Rename "url-line" to "url-segment" in the rows from the line with "preview-thumbnail-image[interactable]: [8, 0, 509, 332]" through the last row, and reproduce only those lines with everything else unchanged.
▬▬▬
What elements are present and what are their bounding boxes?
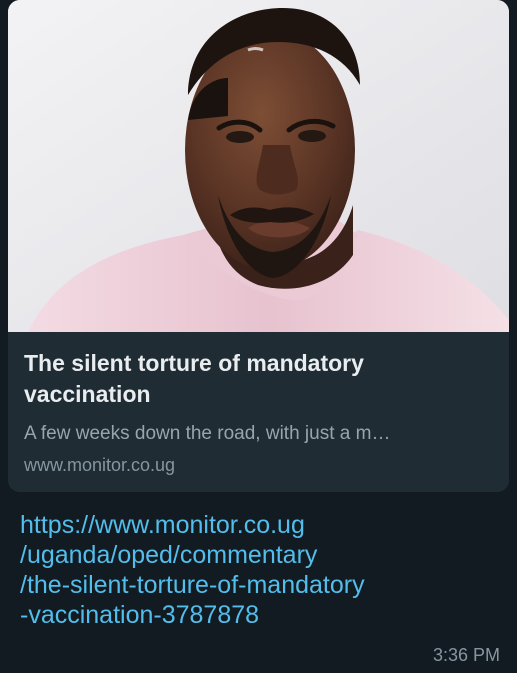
preview-thumbnail-image[interactable]: [8, 0, 509, 332]
url-line[interactable]: /the-silent-torture-of-mandatory: [20, 570, 490, 600]
portrait-photo: [8, 0, 509, 332]
message-url-link[interactable]: https://www.monitor.co.ug /uganda/oped/c…: [20, 510, 490, 630]
message-bubble: The silent torture of mandatory vaccinat…: [0, 0, 517, 673]
url-line[interactable]: /uganda/oped/commentary: [20, 540, 490, 570]
url-line[interactable]: https://www.monitor.co.ug: [20, 510, 490, 540]
preview-description: A few weeks down the road, with just a m…: [24, 423, 391, 444]
preview-title: The silent torture of mandatory vaccinat…: [24, 350, 364, 407]
message-timestamp: 3:36 PM: [432, 645, 500, 665]
link-preview-card[interactable]: The silent torture of mandatory vaccinat…: [8, 0, 509, 492]
url-line[interactable]: -vaccination-3787878: [20, 600, 490, 630]
preview-text-block: The silent torture of mandatory vaccinat…: [8, 332, 509, 492]
preview-domain: www.monitor.co.ug: [24, 455, 176, 475]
▬▬▬
## TASK RESULT
preview-thumbnail-image[interactable]: [8, 0, 509, 332]
url-segment[interactable]: /the-silent-torture-of-mandatory: [20, 570, 490, 600]
portrait-photo: [8, 0, 509, 332]
message-url-link[interactable]: https://www.monitor.co.ug /uganda/oped/c…: [20, 510, 490, 630]
message-bubble: The silent torture of mandatory vaccinat…: [0, 0, 517, 673]
url-segment[interactable]: /uganda/oped/commentary: [20, 540, 490, 570]
url-segment[interactable]: https://www.monitor.co.ug: [20, 510, 490, 540]
preview-description: A few weeks down the road, with just a m…: [24, 423, 391, 444]
preview-title: The silent torture of mandatory vaccinat…: [24, 350, 364, 407]
message-timestamp: 3:36 PM: [432, 645, 500, 665]
link-preview-card[interactable]: The silent torture of mandatory vaccinat…: [8, 0, 509, 492]
url-segment[interactable]: -vaccination-3787878: [20, 600, 490, 630]
preview-text-block: The silent torture of mandatory vaccinat…: [8, 332, 509, 492]
preview-domain: www.monitor.co.ug: [24, 455, 176, 475]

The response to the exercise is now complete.